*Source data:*
>> START
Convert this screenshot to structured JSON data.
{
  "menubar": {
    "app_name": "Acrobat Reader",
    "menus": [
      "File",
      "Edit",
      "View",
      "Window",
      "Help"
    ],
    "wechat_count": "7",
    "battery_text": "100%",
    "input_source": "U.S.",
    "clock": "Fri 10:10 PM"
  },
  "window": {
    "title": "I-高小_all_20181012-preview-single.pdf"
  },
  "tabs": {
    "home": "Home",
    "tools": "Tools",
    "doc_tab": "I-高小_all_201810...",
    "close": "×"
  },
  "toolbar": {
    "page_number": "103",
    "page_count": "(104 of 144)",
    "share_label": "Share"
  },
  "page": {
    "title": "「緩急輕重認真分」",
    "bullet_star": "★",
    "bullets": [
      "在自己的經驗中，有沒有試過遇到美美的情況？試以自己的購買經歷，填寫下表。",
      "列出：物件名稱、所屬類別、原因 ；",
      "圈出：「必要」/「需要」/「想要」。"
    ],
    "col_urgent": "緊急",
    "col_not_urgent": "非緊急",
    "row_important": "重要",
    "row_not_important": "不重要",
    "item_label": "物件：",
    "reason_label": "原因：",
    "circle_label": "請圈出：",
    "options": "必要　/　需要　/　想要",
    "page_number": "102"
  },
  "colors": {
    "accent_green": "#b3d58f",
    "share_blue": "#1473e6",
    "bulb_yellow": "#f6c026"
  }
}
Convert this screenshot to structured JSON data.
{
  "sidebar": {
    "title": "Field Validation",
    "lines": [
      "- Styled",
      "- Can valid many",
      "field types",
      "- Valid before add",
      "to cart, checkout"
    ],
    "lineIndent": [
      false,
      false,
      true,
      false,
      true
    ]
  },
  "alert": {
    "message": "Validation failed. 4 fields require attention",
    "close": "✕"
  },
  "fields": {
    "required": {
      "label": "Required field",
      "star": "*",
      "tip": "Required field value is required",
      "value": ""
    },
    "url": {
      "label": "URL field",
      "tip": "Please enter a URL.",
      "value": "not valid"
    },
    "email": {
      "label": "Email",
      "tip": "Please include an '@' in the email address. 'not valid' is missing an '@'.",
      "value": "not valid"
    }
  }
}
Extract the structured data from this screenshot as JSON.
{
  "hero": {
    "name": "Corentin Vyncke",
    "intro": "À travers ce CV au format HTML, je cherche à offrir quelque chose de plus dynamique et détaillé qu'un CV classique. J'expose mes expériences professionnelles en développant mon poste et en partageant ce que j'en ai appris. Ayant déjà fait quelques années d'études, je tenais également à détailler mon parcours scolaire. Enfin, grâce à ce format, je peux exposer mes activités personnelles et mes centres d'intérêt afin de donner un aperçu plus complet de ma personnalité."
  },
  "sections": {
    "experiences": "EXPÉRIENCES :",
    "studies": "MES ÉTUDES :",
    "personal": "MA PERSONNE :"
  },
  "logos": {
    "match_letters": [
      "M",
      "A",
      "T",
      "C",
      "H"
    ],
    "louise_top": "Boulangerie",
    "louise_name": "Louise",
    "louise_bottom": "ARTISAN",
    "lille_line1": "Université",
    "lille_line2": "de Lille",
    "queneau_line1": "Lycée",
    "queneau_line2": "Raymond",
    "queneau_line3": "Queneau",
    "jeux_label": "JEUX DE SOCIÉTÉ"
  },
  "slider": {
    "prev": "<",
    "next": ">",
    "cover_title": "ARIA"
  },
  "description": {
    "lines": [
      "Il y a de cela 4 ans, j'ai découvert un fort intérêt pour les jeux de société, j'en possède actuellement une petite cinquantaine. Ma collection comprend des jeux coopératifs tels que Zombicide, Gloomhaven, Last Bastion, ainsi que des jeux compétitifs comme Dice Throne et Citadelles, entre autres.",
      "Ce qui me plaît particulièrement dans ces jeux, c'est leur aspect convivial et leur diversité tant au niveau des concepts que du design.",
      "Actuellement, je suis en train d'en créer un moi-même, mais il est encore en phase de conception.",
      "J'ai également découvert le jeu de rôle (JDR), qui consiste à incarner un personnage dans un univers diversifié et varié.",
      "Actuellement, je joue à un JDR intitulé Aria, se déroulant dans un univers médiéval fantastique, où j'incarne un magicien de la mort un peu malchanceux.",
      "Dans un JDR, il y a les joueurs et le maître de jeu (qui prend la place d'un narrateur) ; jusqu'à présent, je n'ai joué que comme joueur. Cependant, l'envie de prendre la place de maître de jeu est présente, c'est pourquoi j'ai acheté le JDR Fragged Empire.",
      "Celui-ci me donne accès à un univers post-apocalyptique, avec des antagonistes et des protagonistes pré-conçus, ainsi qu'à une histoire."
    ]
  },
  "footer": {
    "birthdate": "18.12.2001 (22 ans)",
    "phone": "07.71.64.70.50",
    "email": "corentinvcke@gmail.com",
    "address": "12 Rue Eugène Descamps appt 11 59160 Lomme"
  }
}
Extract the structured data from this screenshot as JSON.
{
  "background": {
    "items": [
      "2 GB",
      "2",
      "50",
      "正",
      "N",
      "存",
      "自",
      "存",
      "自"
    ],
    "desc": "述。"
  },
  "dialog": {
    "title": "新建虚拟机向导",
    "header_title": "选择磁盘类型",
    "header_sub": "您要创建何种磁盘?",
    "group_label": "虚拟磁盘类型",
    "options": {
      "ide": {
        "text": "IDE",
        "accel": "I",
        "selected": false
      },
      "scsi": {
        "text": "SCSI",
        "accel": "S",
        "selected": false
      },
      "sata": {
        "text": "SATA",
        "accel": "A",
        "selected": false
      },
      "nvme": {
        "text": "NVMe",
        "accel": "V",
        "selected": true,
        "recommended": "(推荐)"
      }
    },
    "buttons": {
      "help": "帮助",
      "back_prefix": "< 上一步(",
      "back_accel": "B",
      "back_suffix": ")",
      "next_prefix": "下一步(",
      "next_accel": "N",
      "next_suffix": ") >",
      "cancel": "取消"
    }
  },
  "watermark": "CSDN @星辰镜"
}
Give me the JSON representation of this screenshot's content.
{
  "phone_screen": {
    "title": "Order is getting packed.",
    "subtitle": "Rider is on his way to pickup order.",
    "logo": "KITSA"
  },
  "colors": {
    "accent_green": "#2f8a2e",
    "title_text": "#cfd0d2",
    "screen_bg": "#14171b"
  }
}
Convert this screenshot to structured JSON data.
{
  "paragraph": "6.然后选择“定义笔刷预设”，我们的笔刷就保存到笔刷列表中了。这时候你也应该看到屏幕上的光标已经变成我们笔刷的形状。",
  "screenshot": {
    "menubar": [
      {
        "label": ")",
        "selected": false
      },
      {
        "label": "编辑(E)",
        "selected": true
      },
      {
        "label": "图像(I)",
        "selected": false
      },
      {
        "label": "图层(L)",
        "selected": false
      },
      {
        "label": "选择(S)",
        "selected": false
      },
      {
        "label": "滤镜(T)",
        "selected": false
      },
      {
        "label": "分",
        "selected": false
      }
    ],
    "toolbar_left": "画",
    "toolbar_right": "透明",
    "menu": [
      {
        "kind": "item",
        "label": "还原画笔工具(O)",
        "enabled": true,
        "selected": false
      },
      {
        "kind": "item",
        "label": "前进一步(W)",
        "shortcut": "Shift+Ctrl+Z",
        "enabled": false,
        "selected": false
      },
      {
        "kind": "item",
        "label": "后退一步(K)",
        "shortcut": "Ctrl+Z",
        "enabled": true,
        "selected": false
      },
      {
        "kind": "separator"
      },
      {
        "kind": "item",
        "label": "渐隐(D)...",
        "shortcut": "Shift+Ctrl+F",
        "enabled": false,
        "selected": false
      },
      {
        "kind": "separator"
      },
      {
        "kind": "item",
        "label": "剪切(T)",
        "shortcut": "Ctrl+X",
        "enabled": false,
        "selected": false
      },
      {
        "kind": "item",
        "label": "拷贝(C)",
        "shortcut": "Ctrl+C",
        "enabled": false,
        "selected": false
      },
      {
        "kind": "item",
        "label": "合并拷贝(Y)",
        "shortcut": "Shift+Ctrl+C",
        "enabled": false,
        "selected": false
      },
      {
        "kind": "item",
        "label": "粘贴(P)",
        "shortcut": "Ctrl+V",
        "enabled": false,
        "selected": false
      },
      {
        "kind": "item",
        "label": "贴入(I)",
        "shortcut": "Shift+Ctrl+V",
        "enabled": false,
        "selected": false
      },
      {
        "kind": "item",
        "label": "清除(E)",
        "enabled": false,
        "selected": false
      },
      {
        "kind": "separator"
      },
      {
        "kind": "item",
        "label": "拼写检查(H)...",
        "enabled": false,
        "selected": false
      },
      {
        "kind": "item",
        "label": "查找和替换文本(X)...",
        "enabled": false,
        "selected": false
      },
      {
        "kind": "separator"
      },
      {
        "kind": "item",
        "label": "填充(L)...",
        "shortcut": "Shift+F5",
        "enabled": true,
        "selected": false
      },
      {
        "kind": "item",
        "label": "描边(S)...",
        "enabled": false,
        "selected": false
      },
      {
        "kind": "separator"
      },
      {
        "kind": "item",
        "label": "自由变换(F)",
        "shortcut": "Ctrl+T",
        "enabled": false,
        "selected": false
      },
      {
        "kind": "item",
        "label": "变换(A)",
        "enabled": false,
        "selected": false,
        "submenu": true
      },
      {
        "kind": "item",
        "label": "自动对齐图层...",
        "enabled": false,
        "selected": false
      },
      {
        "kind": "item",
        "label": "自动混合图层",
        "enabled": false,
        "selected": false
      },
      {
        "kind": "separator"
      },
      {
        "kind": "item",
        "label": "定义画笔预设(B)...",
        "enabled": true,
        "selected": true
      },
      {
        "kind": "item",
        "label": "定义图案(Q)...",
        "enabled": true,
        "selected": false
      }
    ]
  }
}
>> END
*TASK PROMPT:*
Select all lines in the listing above where the word "address" appears, and show them.

*SOLUTION FOR THIS PROBLEM:*
      "tip": "Please include an '@' in the email address. 'not valid' is missing an '@'.",
    "address": "12 Rue Eugène Descamps appt 11 59160 Lomme"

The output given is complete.